---------- Provided records ----------
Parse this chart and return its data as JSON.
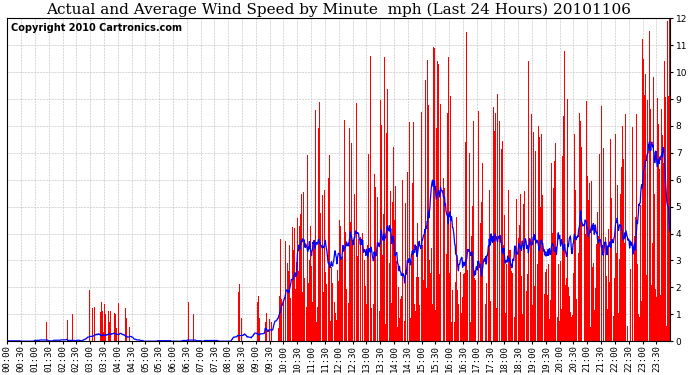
{
  "title": "Actual and Average Wind Speed by Minute  mph (Last 24 Hours) 20101106",
  "copyright": "Copyright 2010 Cartronics.com",
  "ylim": [
    0.0,
    12.0
  ],
  "yticks": [
    0.0,
    1.0,
    2.0,
    3.0,
    4.0,
    5.0,
    6.0,
    7.0,
    8.0,
    9.0,
    10.0,
    11.0,
    12.0
  ],
  "bar_color": "#FF0000",
  "line_color": "#0000FF",
  "background_color": "#FFFFFF",
  "grid_color": "#BBBBBB",
  "title_fontsize": 11,
  "copyright_fontsize": 7,
  "tick_fontsize": 6.5
}
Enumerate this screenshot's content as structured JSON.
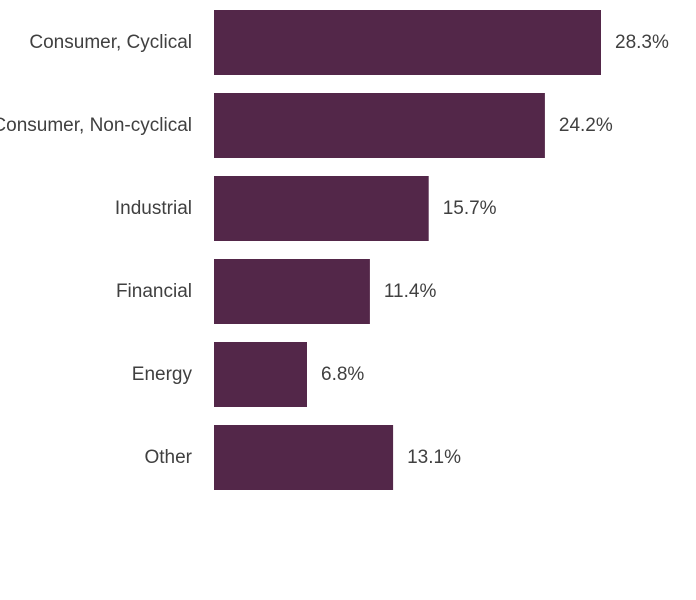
{
  "chart_data": {
    "type": "bar",
    "orientation": "horizontal",
    "categories": [
      "Consumer, Cyclical",
      "Consumer, Non-cyclical",
      "Industrial",
      "Financial",
      "Energy",
      "Other"
    ],
    "values": [
      28.3,
      24.2,
      15.7,
      11.4,
      6.8,
      13.1
    ],
    "value_labels": [
      "28.3%",
      "24.2%",
      "15.7%",
      "11.4%",
      "6.8%",
      "13.1%"
    ],
    "unit": "%",
    "xlim": [
      0,
      28.3
    ],
    "grid": false,
    "legend": "none",
    "bar_color": "#532749"
  }
}
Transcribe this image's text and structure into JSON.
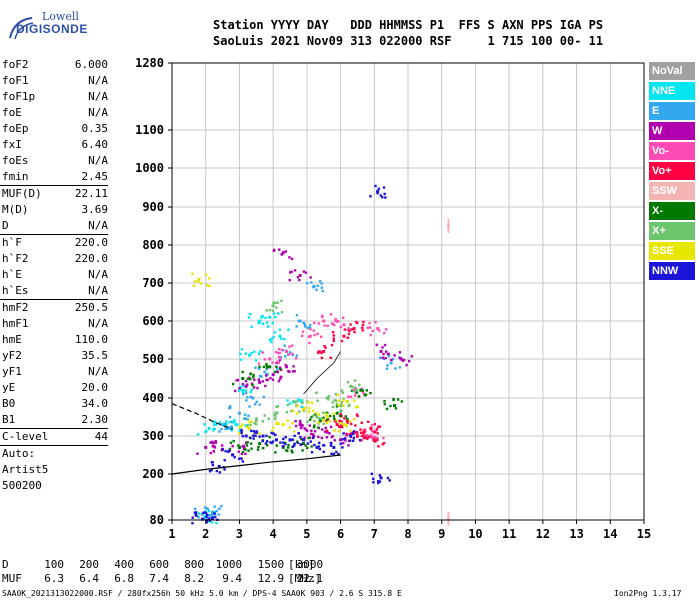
{
  "header": {
    "line1": "Station YYYY DAY   DDD HHMMSS P1  FFS S AXN PPS IGA PS",
    "line2": "SaoLuis 2021 Nov09 313 022000 RSF     1 715 100 00- 11"
  },
  "logo": {
    "top": "Lowell",
    "bottom": "DIGISONDE"
  },
  "params": {
    "group1": [
      {
        "name": "foF2",
        "value": "6.000"
      },
      {
        "name": "foF1",
        "value": "N/A"
      },
      {
        "name": "foF1p",
        "value": "N/A"
      },
      {
        "name": "foE",
        "value": "N/A"
      },
      {
        "name": "foEp",
        "value": "0.35"
      },
      {
        "name": "fxI",
        "value": "6.40"
      },
      {
        "name": "foEs",
        "value": "N/A"
      },
      {
        "name": "fmin",
        "value": "2.45"
      }
    ],
    "group2": [
      {
        "name": "MUF(D)",
        "value": "22.11"
      },
      {
        "name": "M(D)",
        "value": "3.69"
      },
      {
        "name": "D",
        "value": "N/A"
      }
    ],
    "group3": [
      {
        "name": "h`F",
        "value": "220.0"
      },
      {
        "name": "h`F2",
        "value": "220.0"
      },
      {
        "name": "h`E",
        "value": "N/A"
      },
      {
        "name": "h`Es",
        "value": "N/A"
      }
    ],
    "group4": [
      {
        "name": "hmF2",
        "value": "250.5"
      },
      {
        "name": "hmF1",
        "value": "N/A"
      },
      {
        "name": "hmE",
        "value": "110.0"
      },
      {
        "name": "yF2",
        "value": "35.5"
      },
      {
        "name": "yF1",
        "value": "N/A"
      },
      {
        "name": "yE",
        "value": "20.0"
      },
      {
        "name": "B0",
        "value": "34.0"
      },
      {
        "name": "B1",
        "value": "2.30"
      }
    ],
    "clevel": {
      "name": "C-level",
      "value": "44"
    },
    "autoscale": [
      "Auto:",
      "Artist5",
      "500200"
    ]
  },
  "legend": [
    {
      "label": "NoVal",
      "color": "#a0a0a0"
    },
    {
      "label": "NNE",
      "color": "#00e6f0"
    },
    {
      "label": "E",
      "color": "#33a8f0"
    },
    {
      "label": "W",
      "color": "#b000b0"
    },
    {
      "label": "Vo-",
      "color": "#ff4cb4"
    },
    {
      "label": "Vo+",
      "color": "#ff0040"
    },
    {
      "label": "SSW",
      "color": "#f5b4b4"
    },
    {
      "label": "X-",
      "color": "#007a00"
    },
    {
      "label": "X+",
      "color": "#6cc46c"
    },
    {
      "label": "SSE",
      "color": "#e6e600"
    },
    {
      "label": "NNW",
      "color": "#1c14d8"
    }
  ],
  "muf_table": {
    "d_label": "D",
    "d_values": [
      "100",
      "200",
      "400",
      "600",
      "800",
      "1000",
      "1500",
      "3000"
    ],
    "d_unit": "[km]",
    "muf_label": "MUF",
    "muf_values": [
      "6.3",
      "6.4",
      "6.8",
      "7.4",
      "8.2",
      "9.4",
      "12.9",
      "22.1"
    ],
    "muf_unit": "[MHz]"
  },
  "footer": {
    "left": "SAA0K_2021313022000.RSF / 280fx256h 50 kHz 5.0 km / DPS-4 SAA0K 903 / 2.6 S 315.8 E",
    "right": "Ion2Png 1.3.17"
  },
  "chart_data": {
    "type": "scatter",
    "xlabel": "",
    "ylabel": "",
    "xlim": [
      1,
      15
    ],
    "ylim": [
      80,
      1280
    ],
    "x_ticks": [
      1,
      2,
      3,
      4,
      5,
      6,
      7,
      8,
      9,
      10,
      11,
      12,
      13,
      14,
      15
    ],
    "y_ticks": [
      80,
      200,
      300,
      400,
      500,
      600,
      700,
      800,
      900,
      1000,
      1100,
      1280
    ],
    "series": [
      {
        "name": "NNE",
        "color": "#00e6f0",
        "points": [
          [
            2.1,
            320
          ],
          [
            2.5,
            330
          ],
          [
            2.9,
            330
          ],
          [
            3.1,
            420
          ],
          [
            3.3,
            510
          ],
          [
            3.6,
            600
          ],
          [
            3.9,
            610
          ],
          [
            4.2,
            560
          ],
          [
            4.6,
            390
          ],
          [
            2.0,
            90
          ]
        ]
      },
      {
        "name": "E",
        "color": "#33a8f0",
        "points": [
          [
            2.6,
            320
          ],
          [
            3.0,
            360
          ],
          [
            3.4,
            400
          ],
          [
            3.8,
            460
          ],
          [
            4.4,
            520
          ],
          [
            4.8,
            600
          ],
          [
            5.2,
            690
          ],
          [
            7.5,
            490
          ],
          [
            1.9,
            95
          ],
          [
            2.2,
            100
          ]
        ]
      },
      {
        "name": "W",
        "color": "#b000b0",
        "points": [
          [
            2.0,
            270
          ],
          [
            2.5,
            265
          ],
          [
            3.0,
            270
          ],
          [
            3.2,
            430
          ],
          [
            3.6,
            440
          ],
          [
            4.0,
            460
          ],
          [
            4.4,
            480
          ],
          [
            4.8,
            330
          ],
          [
            5.2,
            300
          ],
          [
            5.6,
            310
          ],
          [
            6.0,
            290
          ],
          [
            7.2,
            520
          ],
          [
            7.8,
            500
          ],
          [
            4.3,
            780
          ],
          [
            4.8,
            720
          ]
        ]
      },
      {
        "name": "Vo-",
        "color": "#ff4cb4",
        "points": [
          [
            3.9,
            500
          ],
          [
            4.4,
            520
          ],
          [
            5.1,
            560
          ],
          [
            5.5,
            600
          ],
          [
            6.1,
            590
          ],
          [
            6.4,
            420
          ],
          [
            6.8,
            300
          ],
          [
            7.0,
            310
          ],
          [
            7.1,
            580
          ]
        ]
      },
      {
        "name": "Vo+",
        "color": "#ff0040",
        "points": [
          [
            5.9,
            330
          ],
          [
            6.2,
            340
          ],
          [
            6.5,
            300
          ],
          [
            6.7,
            310
          ],
          [
            6.9,
            320
          ],
          [
            7.0,
            290
          ],
          [
            6.1,
            560
          ],
          [
            6.4,
            580
          ],
          [
            5.5,
            520
          ]
        ]
      },
      {
        "name": "SSW",
        "color": "#f5b4b4",
        "points": [
          [
            9.2,
            850
          ],
          [
            9.2,
            83
          ]
        ]
      },
      {
        "name": "X-",
        "color": "#007a00",
        "points": [
          [
            3.0,
            270
          ],
          [
            3.6,
            280
          ],
          [
            4.3,
            270
          ],
          [
            4.9,
            280
          ],
          [
            5.4,
            340
          ],
          [
            5.9,
            360
          ],
          [
            6.6,
            420
          ],
          [
            7.6,
            380
          ],
          [
            3.1,
            450
          ],
          [
            3.9,
            480
          ]
        ]
      },
      {
        "name": "X+",
        "color": "#6cc46c",
        "points": [
          [
            3.5,
            340
          ],
          [
            4.1,
            360
          ],
          [
            4.7,
            380
          ],
          [
            5.3,
            350
          ],
          [
            5.6,
            400
          ],
          [
            6.0,
            380
          ],
          [
            6.3,
            430
          ],
          [
            4.0,
            640
          ]
        ]
      },
      {
        "name": "SSE",
        "color": "#e6e600",
        "points": [
          [
            3.3,
            320
          ],
          [
            4.3,
            330
          ],
          [
            4.9,
            370
          ],
          [
            5.6,
            350
          ],
          [
            6.1,
            330
          ],
          [
            6.2,
            390
          ],
          [
            1.8,
            710
          ]
        ]
      },
      {
        "name": "NNW",
        "color": "#1c14d8",
        "points": [
          [
            1.9,
            82
          ],
          [
            2.2,
            85
          ],
          [
            2.4,
            220
          ],
          [
            2.8,
            250
          ],
          [
            3.2,
            300
          ],
          [
            3.7,
            300
          ],
          [
            4.1,
            290
          ],
          [
            4.5,
            290
          ],
          [
            4.9,
            290
          ],
          [
            5.3,
            270
          ],
          [
            5.8,
            270
          ],
          [
            6.3,
            300
          ],
          [
            7.1,
            940
          ],
          [
            7.2,
            190
          ]
        ]
      }
    ],
    "curves": [
      {
        "style": "solid",
        "points": [
          [
            1.0,
            200
          ],
          [
            2.0,
            212
          ],
          [
            3.0,
            222
          ],
          [
            4.0,
            232
          ],
          [
            5.0,
            240
          ],
          [
            6.0,
            250
          ]
        ]
      },
      {
        "style": "dashed",
        "points": [
          [
            1.0,
            385
          ],
          [
            1.7,
            360
          ],
          [
            2.3,
            335
          ],
          [
            2.8,
            318
          ]
        ]
      },
      {
        "style": "thin",
        "points": [
          [
            4.9,
            410
          ],
          [
            5.3,
            450
          ],
          [
            5.8,
            490
          ],
          [
            6.0,
            520
          ]
        ]
      }
    ]
  }
}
----------
* _Task description_
Find "JSON". Copy every line it occurs in.

* _Finished answer_
Parse this chart and return its data as JSON.
Enumerate this screenshot's content as structured JSON.
Transcribe this image's text and structure into JSON.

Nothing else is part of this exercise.